start WORKING DATA
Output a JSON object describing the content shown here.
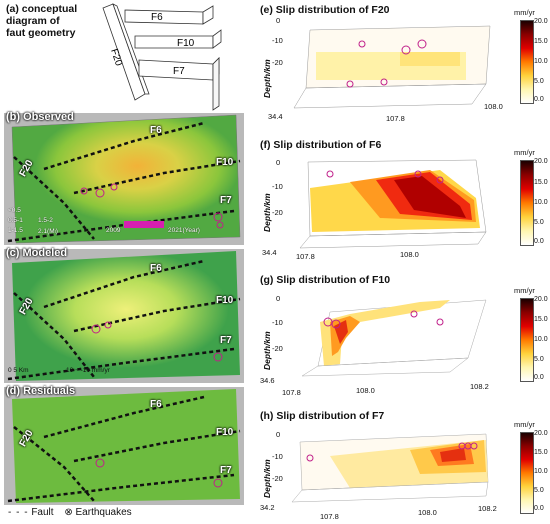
{
  "panel_a": {
    "title_line1": "(a) conceptual",
    "title_line2": "diagram of",
    "title_line3": "faut geometry",
    "faults": [
      "F20",
      "F6",
      "F10",
      "F7"
    ]
  },
  "panel_b": {
    "label": "(b) Observed",
    "faults": [
      "F6",
      "F20",
      "F10",
      "F7"
    ],
    "eq_legend": [
      "<0.5",
      "0.5-1",
      "1-1.5",
      "1.5-2",
      "2.1(Mₗ)"
    ],
    "time_start": "2009",
    "time_end": "2021(Year)"
  },
  "panel_c": {
    "label": "(c) Modeled",
    "faults": [
      "F6",
      "F20",
      "F10",
      "F7"
    ],
    "scale": "0    5 Km",
    "vel_scale": "10 ~ -10 mm/yr"
  },
  "panel_d": {
    "label": "(d) Residuals",
    "faults": [
      "F6",
      "F20",
      "F10",
      "F7"
    ]
  },
  "legend": {
    "fault": "Fault",
    "earthquakes": "Earthquakes"
  },
  "panel_e": {
    "title": "(e) Slip distribution of F20",
    "ylabel": "Depth/km",
    "yticks": [
      "0",
      "-10",
      "-20"
    ],
    "xticks": [
      "34.4",
      "107.8",
      "108.0"
    ]
  },
  "panel_f": {
    "title": "(f) Slip distribution of F6",
    "ylabel": "Depth/km",
    "yticks": [
      "0",
      "-10",
      "-20"
    ],
    "xticks": [
      "34.4",
      "107.8",
      "108.0"
    ]
  },
  "panel_g": {
    "title": "(g) Slip distribution of F10",
    "ylabel": "Depth/km",
    "yticks": [
      "0",
      "-10",
      "-20"
    ],
    "xticks": [
      "34.6",
      "107.8",
      "108.0",
      "108.2"
    ]
  },
  "panel_h": {
    "title": "(h) Slip distribution of F7",
    "ylabel": "Depth/km",
    "yticks": [
      "0",
      "-10",
      "-20"
    ],
    "xticks": [
      "34.2",
      "107.8",
      "108.0",
      "108.2"
    ]
  },
  "colorbar": {
    "unit": "mm/yr",
    "ticks": [
      "20.0",
      "15.0",
      "10.0",
      "5.0",
      "0.0"
    ]
  }
}
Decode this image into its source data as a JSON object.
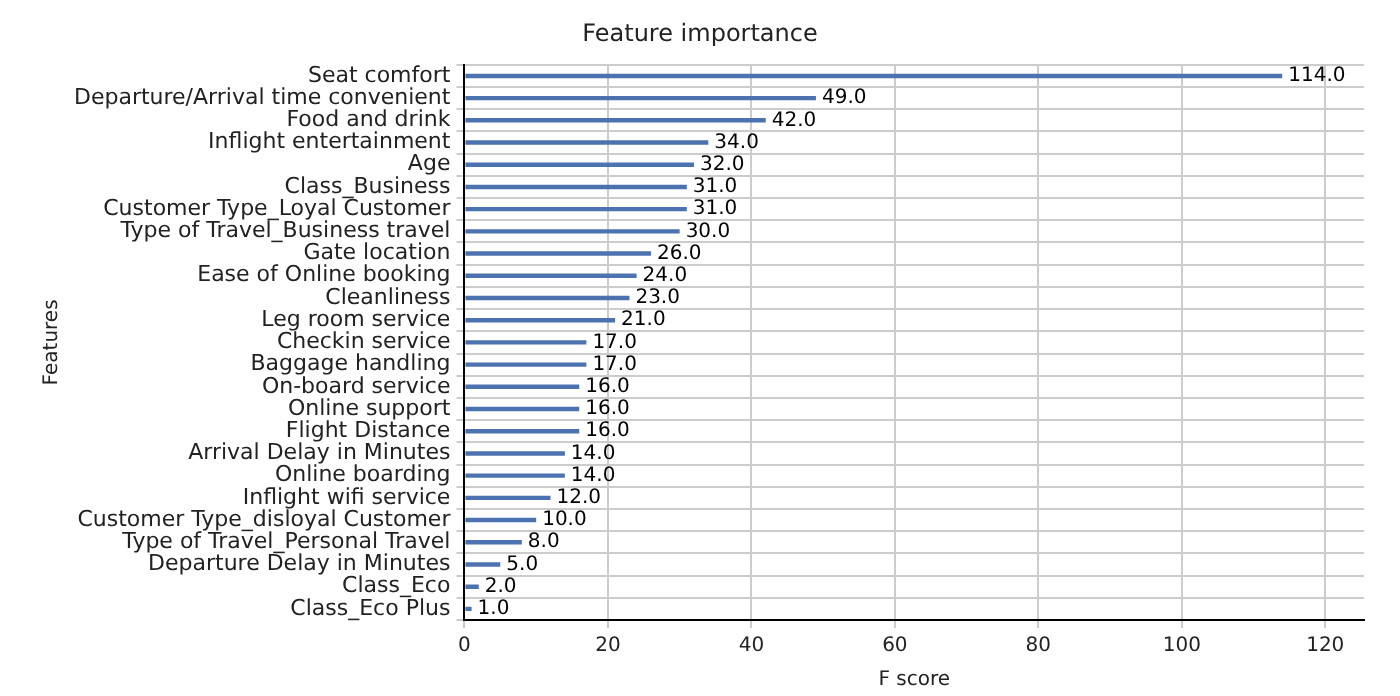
{
  "chart_data": {
    "type": "bar",
    "orientation": "horizontal",
    "title": "Feature importance",
    "xlabel": "F score",
    "ylabel": "Features",
    "categories": [
      "Seat comfort",
      "Departure/Arrival time convenient",
      "Food and drink",
      "Inflight entertainment",
      "Age",
      "Class_Business",
      "Customer Type_Loyal Customer",
      "Type of Travel_Business travel",
      "Gate location",
      "Ease of Online booking",
      "Cleanliness",
      "Leg room service",
      "Checkin service",
      "Baggage handling",
      "On-board service",
      "Online support",
      "Flight Distance",
      "Arrival Delay in Minutes",
      "Online boarding",
      "Inflight wifi service",
      "Customer Type_disloyal Customer",
      "Type of Travel_Personal Travel",
      "Departure Delay in Minutes",
      "Class_Eco",
      "Class_Eco Plus"
    ],
    "values": [
      114,
      49,
      42,
      34,
      32,
      31,
      31,
      30,
      26,
      24,
      23,
      21,
      17,
      17,
      16,
      16,
      16,
      14,
      14,
      12,
      10,
      8,
      5,
      2,
      1
    ],
    "value_labels": [
      "114.0",
      "49.0",
      "42.0",
      "34.0",
      "32.0",
      "31.0",
      "31.0",
      "30.0",
      "26.0",
      "24.0",
      "23.0",
      "21.0",
      "17.0",
      "17.0",
      "16.0",
      "16.0",
      "16.0",
      "14.0",
      "14.0",
      "12.0",
      "10.0",
      "8.0",
      "5.0",
      "2.0",
      "1.0"
    ],
    "color": "#4c72b0",
    "xlim": [
      0,
      125.4
    ],
    "xticks": [
      0,
      20,
      40,
      60,
      80,
      100,
      120
    ],
    "grid": true,
    "legend": false
  }
}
end WORKING DATA
* **AIM**
From the material above, copy each line that includes the word "Minutes".

* **ANSWER FOR THE TASK**
      "Arrival Delay in Minutes",
      "Departure Delay in Minutes",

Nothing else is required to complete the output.